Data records
┌──
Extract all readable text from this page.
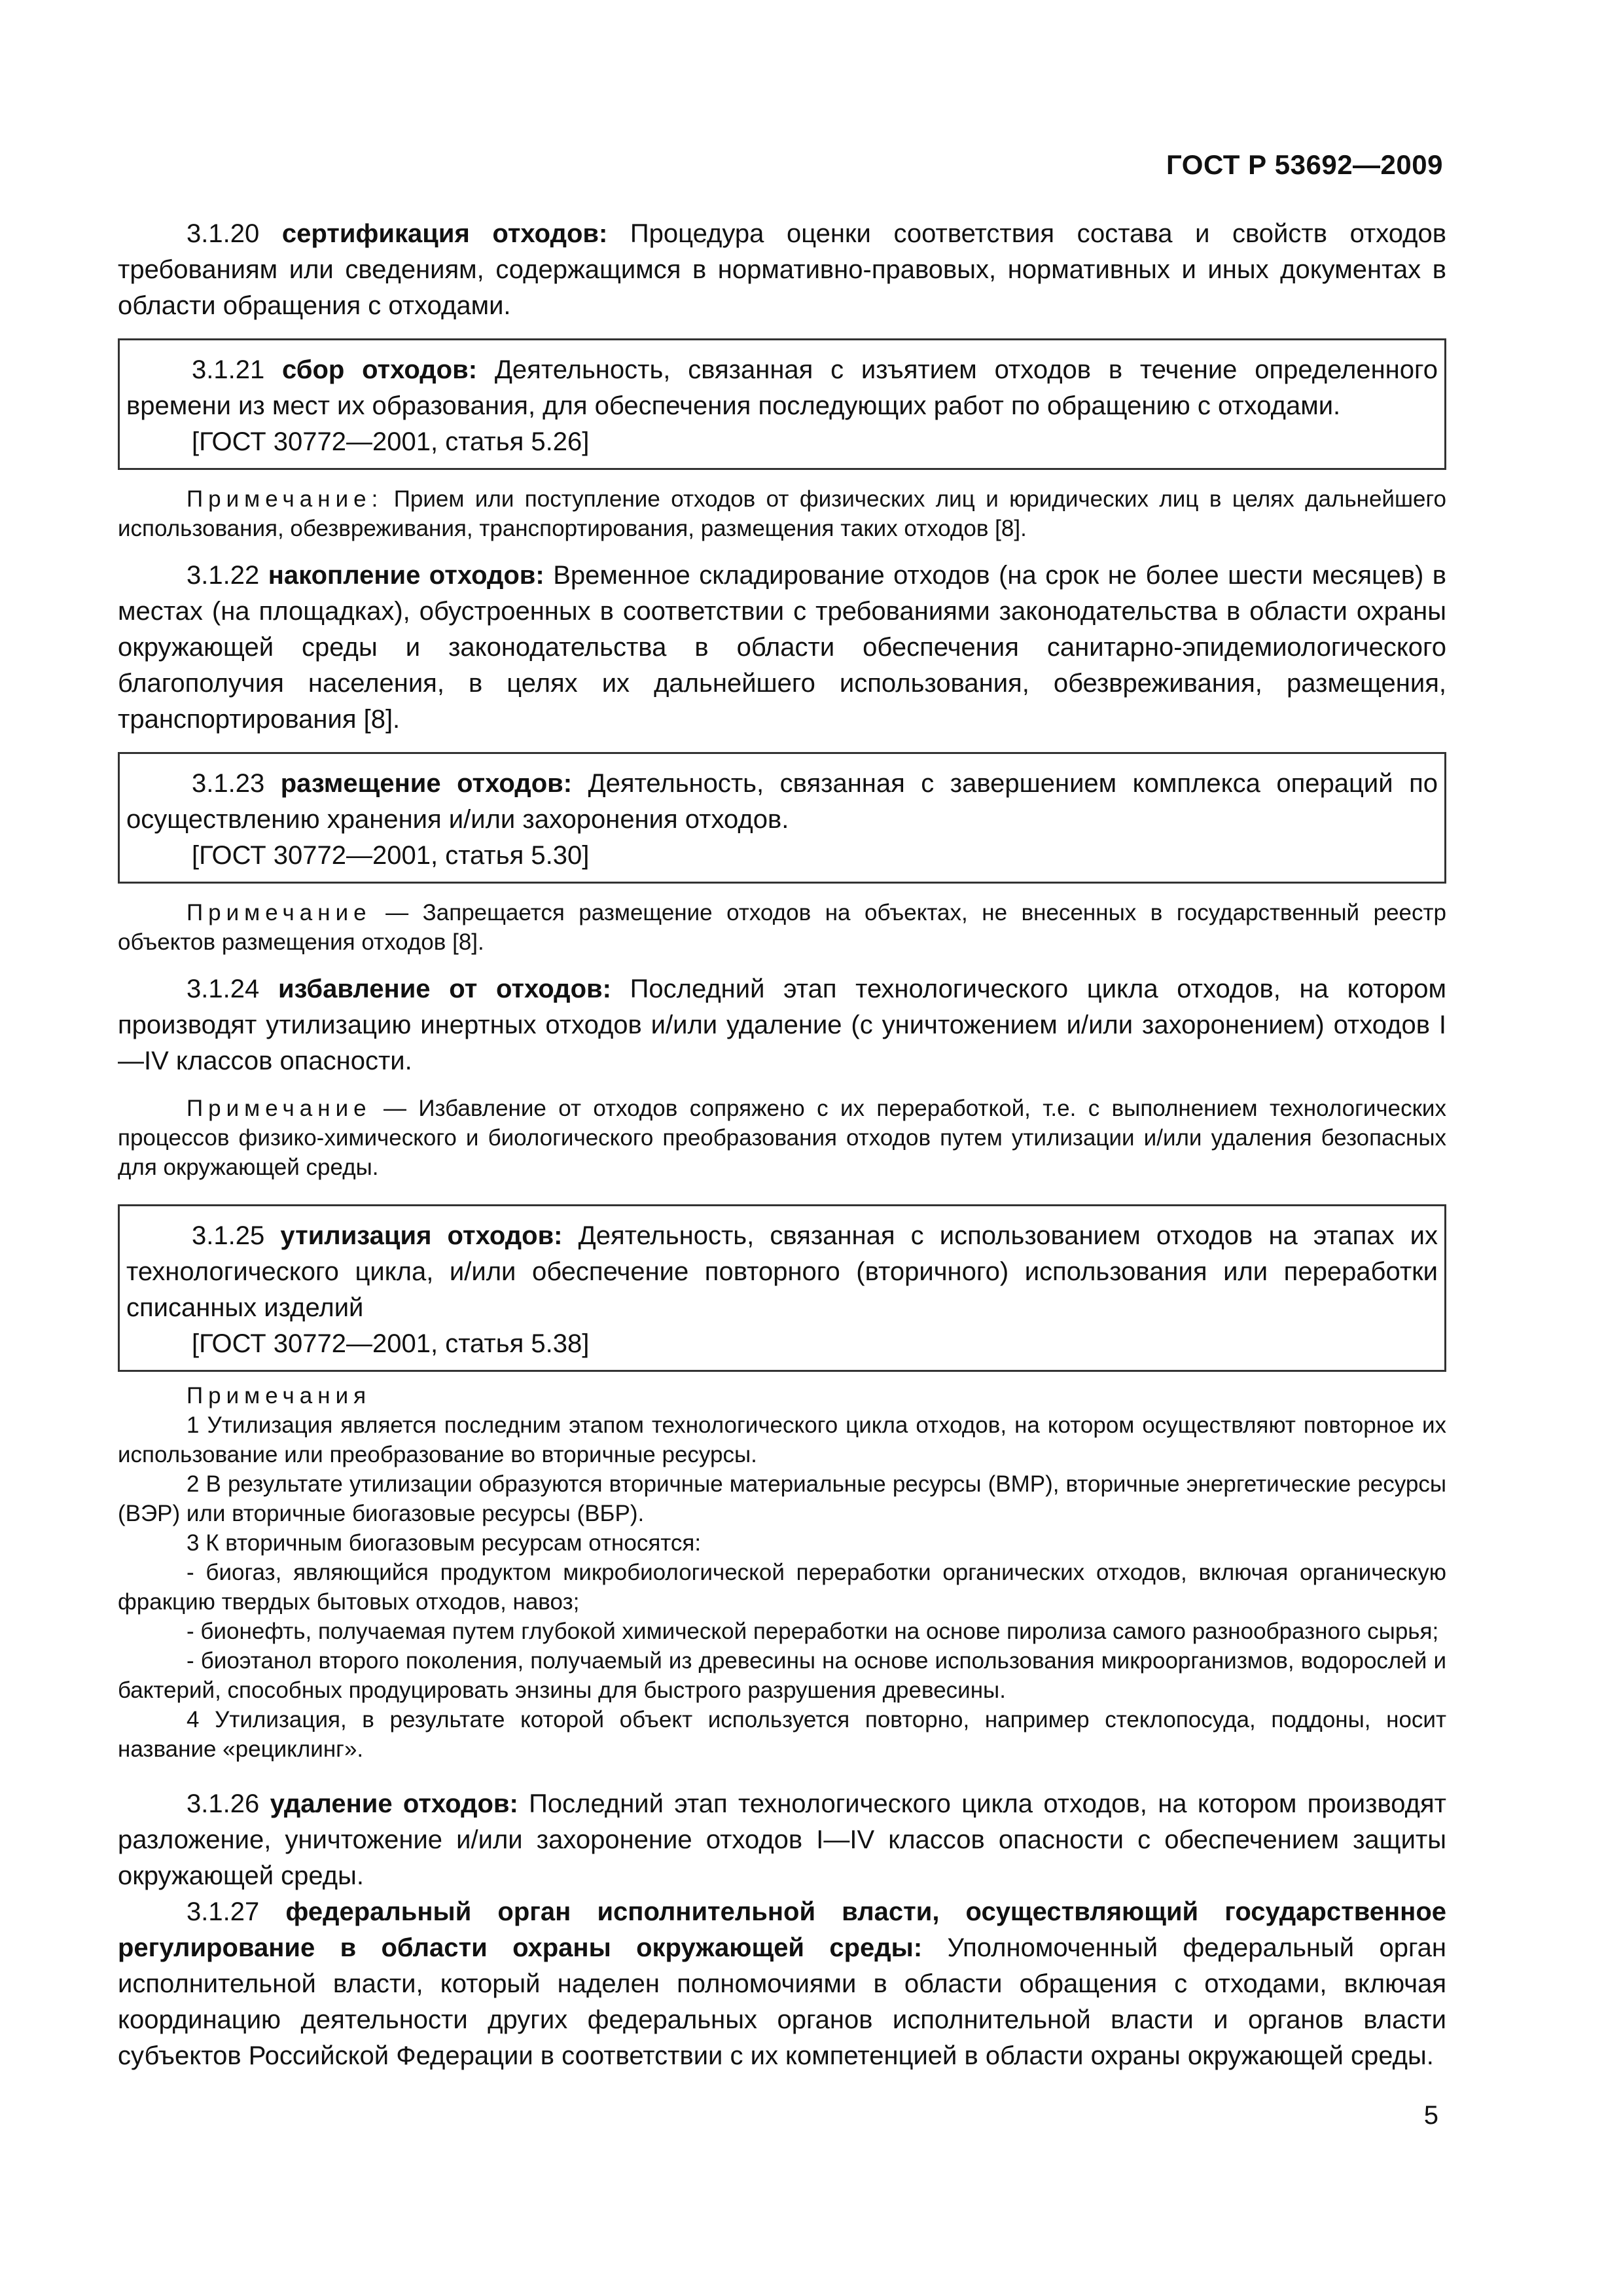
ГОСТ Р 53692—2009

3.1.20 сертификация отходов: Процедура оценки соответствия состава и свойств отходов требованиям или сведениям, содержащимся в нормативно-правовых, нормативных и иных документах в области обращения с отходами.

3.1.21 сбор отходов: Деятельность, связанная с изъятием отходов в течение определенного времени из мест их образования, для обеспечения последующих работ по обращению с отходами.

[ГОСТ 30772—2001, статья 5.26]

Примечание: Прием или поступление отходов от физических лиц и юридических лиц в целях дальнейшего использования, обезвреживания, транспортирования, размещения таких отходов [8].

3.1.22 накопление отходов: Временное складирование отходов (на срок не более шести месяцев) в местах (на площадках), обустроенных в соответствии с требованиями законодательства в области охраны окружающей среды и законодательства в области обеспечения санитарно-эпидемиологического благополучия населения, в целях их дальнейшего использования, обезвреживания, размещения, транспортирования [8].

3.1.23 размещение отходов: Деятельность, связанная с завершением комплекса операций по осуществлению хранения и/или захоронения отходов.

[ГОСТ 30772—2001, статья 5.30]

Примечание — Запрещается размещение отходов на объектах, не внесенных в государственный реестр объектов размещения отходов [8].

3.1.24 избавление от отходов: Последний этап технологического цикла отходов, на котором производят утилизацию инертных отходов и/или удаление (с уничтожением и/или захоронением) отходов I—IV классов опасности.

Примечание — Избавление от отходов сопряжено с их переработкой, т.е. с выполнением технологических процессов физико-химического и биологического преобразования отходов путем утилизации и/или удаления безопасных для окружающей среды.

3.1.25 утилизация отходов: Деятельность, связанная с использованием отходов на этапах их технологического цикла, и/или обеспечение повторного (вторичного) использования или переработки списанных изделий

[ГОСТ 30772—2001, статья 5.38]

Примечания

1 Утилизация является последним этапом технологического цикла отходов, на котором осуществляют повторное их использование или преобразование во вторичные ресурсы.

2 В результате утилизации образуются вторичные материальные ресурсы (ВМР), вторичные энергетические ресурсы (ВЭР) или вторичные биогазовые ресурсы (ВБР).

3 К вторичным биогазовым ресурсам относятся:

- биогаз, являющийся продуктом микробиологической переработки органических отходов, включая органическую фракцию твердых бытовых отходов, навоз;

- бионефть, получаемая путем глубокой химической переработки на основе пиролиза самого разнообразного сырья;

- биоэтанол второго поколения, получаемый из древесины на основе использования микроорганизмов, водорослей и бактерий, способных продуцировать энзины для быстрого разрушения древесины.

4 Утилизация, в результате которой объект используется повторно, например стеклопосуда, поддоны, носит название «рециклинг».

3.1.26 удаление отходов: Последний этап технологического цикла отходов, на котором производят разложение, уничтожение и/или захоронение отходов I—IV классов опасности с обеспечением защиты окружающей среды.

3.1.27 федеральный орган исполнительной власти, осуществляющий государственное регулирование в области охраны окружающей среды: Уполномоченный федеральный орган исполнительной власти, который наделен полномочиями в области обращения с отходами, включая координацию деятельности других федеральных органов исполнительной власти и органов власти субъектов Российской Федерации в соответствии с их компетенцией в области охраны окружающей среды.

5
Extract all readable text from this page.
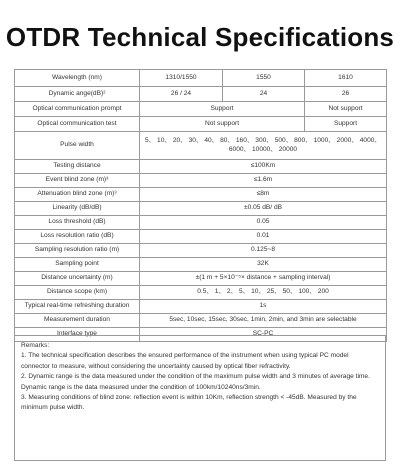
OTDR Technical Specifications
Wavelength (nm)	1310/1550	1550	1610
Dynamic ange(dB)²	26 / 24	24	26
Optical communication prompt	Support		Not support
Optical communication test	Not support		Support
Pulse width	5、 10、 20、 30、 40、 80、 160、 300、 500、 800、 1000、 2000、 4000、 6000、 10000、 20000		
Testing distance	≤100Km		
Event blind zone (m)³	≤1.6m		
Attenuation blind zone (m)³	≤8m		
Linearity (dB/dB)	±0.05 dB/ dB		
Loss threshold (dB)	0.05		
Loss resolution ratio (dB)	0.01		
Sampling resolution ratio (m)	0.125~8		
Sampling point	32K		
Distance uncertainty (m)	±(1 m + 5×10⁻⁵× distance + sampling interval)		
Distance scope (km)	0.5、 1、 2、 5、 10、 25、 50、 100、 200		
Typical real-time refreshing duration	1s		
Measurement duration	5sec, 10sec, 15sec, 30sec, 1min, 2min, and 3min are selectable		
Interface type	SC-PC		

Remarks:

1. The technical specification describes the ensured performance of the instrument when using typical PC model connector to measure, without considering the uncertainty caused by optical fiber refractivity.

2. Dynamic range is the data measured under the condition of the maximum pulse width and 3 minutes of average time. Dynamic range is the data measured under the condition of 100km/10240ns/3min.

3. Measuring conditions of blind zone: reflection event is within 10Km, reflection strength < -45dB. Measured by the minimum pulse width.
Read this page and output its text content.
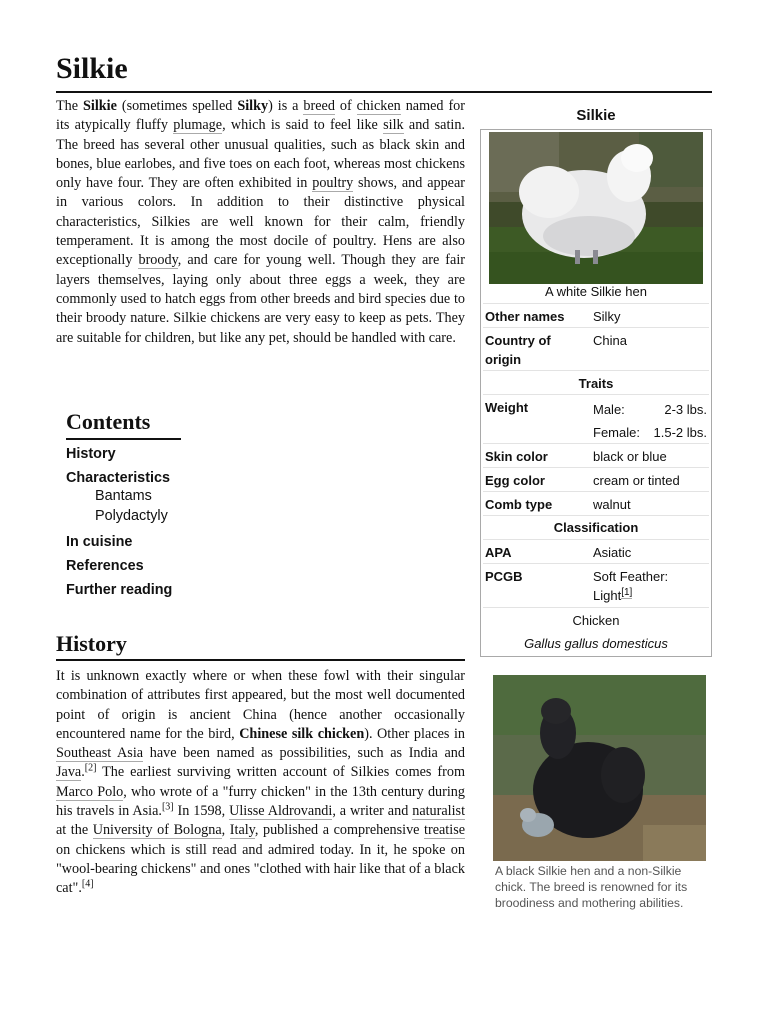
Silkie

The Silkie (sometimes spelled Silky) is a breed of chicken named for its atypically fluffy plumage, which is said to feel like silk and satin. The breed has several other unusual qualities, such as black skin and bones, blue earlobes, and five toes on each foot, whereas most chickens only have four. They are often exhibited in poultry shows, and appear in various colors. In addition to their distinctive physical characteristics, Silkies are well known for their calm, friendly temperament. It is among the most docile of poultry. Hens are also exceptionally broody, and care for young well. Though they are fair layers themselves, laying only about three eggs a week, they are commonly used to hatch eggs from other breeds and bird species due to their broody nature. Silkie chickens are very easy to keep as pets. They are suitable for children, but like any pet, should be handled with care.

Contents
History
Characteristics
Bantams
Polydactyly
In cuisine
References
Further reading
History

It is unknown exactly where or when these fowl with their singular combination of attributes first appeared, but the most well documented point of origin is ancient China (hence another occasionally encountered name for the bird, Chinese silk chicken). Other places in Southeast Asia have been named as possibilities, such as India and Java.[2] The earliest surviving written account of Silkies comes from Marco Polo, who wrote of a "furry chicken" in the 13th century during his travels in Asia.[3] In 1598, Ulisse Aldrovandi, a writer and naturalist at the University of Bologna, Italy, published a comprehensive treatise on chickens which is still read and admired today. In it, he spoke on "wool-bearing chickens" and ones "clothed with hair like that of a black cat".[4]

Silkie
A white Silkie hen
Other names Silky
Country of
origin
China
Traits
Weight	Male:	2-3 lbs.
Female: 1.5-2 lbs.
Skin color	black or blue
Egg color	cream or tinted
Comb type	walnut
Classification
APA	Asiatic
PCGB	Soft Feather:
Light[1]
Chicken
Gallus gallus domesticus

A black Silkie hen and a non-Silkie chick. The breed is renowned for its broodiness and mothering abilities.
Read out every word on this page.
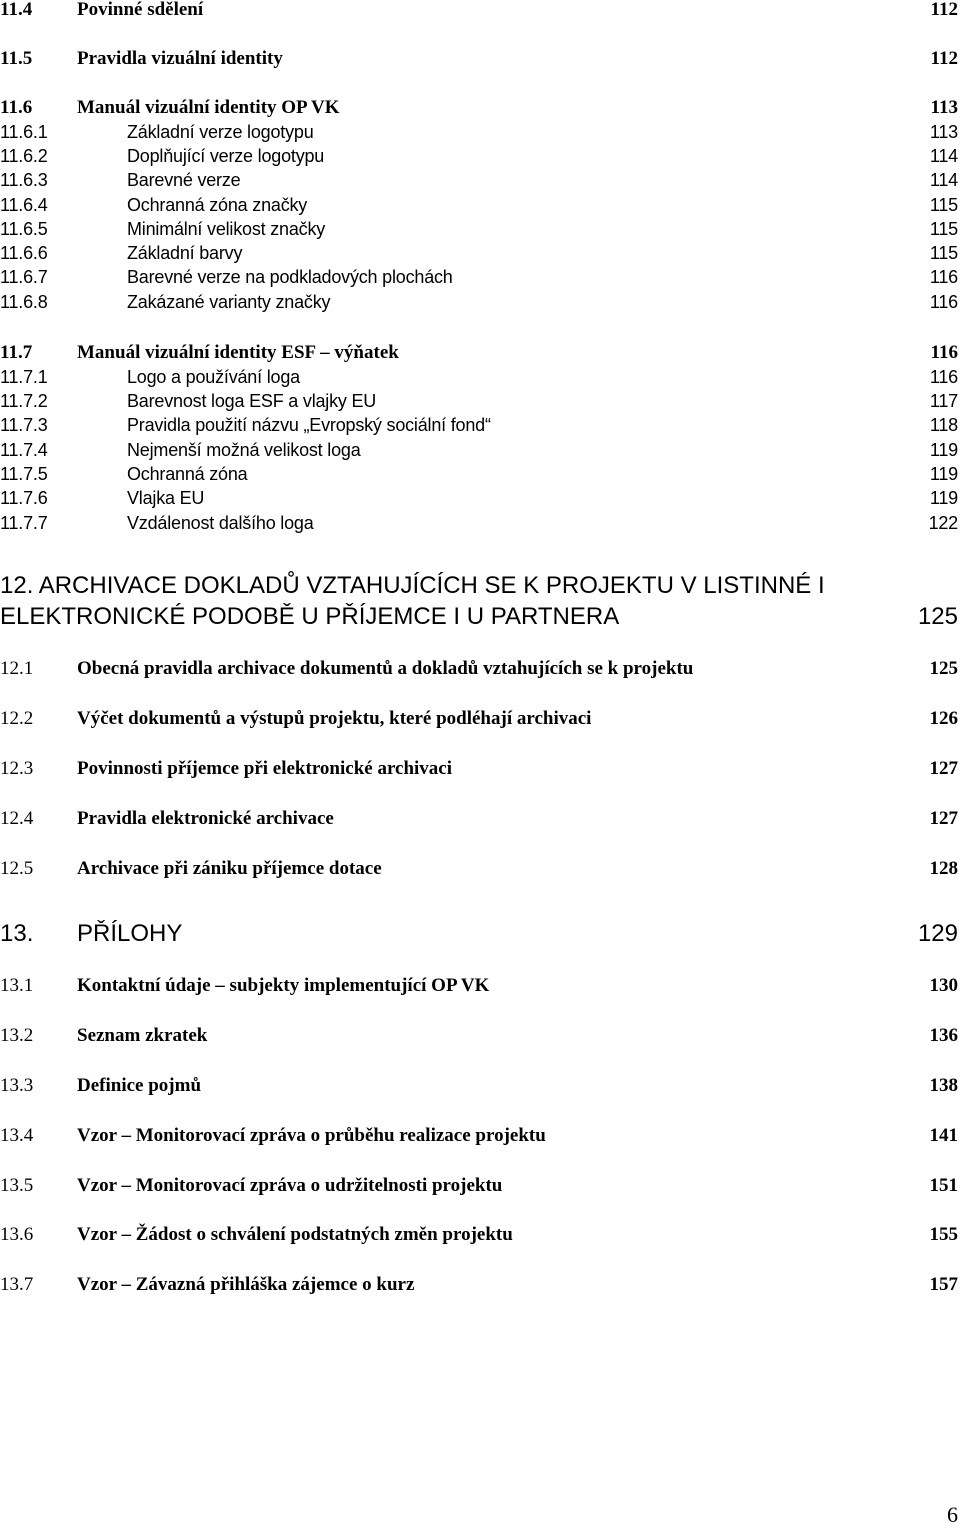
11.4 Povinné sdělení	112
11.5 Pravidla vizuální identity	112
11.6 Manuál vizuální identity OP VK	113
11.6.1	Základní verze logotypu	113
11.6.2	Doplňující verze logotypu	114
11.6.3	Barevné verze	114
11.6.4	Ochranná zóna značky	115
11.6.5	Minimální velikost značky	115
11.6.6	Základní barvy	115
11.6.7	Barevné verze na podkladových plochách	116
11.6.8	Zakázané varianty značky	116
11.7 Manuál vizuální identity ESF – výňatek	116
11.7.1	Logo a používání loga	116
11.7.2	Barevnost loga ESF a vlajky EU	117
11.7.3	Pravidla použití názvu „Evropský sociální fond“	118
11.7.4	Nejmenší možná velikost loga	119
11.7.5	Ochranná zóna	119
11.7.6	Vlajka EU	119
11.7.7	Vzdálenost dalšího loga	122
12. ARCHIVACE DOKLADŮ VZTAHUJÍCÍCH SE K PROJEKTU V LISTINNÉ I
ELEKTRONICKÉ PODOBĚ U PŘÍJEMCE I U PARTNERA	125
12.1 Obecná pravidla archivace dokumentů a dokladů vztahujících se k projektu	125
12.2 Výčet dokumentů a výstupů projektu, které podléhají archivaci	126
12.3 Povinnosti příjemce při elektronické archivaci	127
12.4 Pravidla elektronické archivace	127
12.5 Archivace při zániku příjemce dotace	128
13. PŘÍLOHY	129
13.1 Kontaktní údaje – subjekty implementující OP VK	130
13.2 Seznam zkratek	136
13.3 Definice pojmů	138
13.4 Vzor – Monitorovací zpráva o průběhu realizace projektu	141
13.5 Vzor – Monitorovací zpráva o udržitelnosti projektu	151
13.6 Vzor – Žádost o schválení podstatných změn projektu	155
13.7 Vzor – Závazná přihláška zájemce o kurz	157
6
└──
## TASK REQUIREMENTS
Every line from the one containing "Read out every word on this page." through the last line of the data is to be retyped exactly, with nothing added and no pictures included.

## TASK RESULT
Read out every word on this page.
11.4 Povinné sdělení	112
11.5 Pravidla vizuální identity	112
11.6 Manuál vizuální identity OP VK	113
11.6.1	Základní verze logotypu	113
11.6.2	Doplňující verze logotypu	114
11.6.3	Barevné verze	114
11.6.4	Ochranná zóna značky	115
11.6.5	Minimální velikost značky	115
11.6.6	Základní barvy	115
11.6.7	Barevné verze na podkladových plochách	116
11.6.8	Zakázané varianty značky	116
11.7 Manuál vizuální identity ESF – výňatek	116
11.7.1	Logo a používání loga	116
11.7.2	Barevnost loga ESF a vlajky EU	117
11.7.3	Pravidla použití názvu „Evropský sociální fond“	118
11.7.4	Nejmenší možná velikost loga	119
11.7.5	Ochranná zóna	119
11.7.6	Vlajka EU	119
11.7.7	Vzdálenost dalšího loga	122
12. ARCHIVACE DOKLADŮ VZTAHUJÍCÍCH SE K PROJEKTU V LISTINNÉ I
ELEKTRONICKÉ PODOBĚ U PŘÍJEMCE I U PARTNERA	125
12.1 Obecná pravidla archivace dokumentů a dokladů vztahujících se k projektu	125
12.2 Výčet dokumentů a výstupů projektu, které podléhají archivaci	126
12.3 Povinnosti příjemce při elektronické archivaci	127
12.4 Pravidla elektronické archivace	127
12.5 Archivace při zániku příjemce dotace	128
13. PŘÍLOHY	129
13.1 Kontaktní údaje – subjekty implementující OP VK	130
13.2 Seznam zkratek	136
13.3 Definice pojmů	138
13.4 Vzor – Monitorovací zpráva o průběhu realizace projektu	141
13.5 Vzor – Monitorovací zpráva o udržitelnosti projektu	151
13.6 Vzor – Žádost o schválení podstatných změn projektu	155
13.7 Vzor – Závazná přihláška zájemce o kurz	157
6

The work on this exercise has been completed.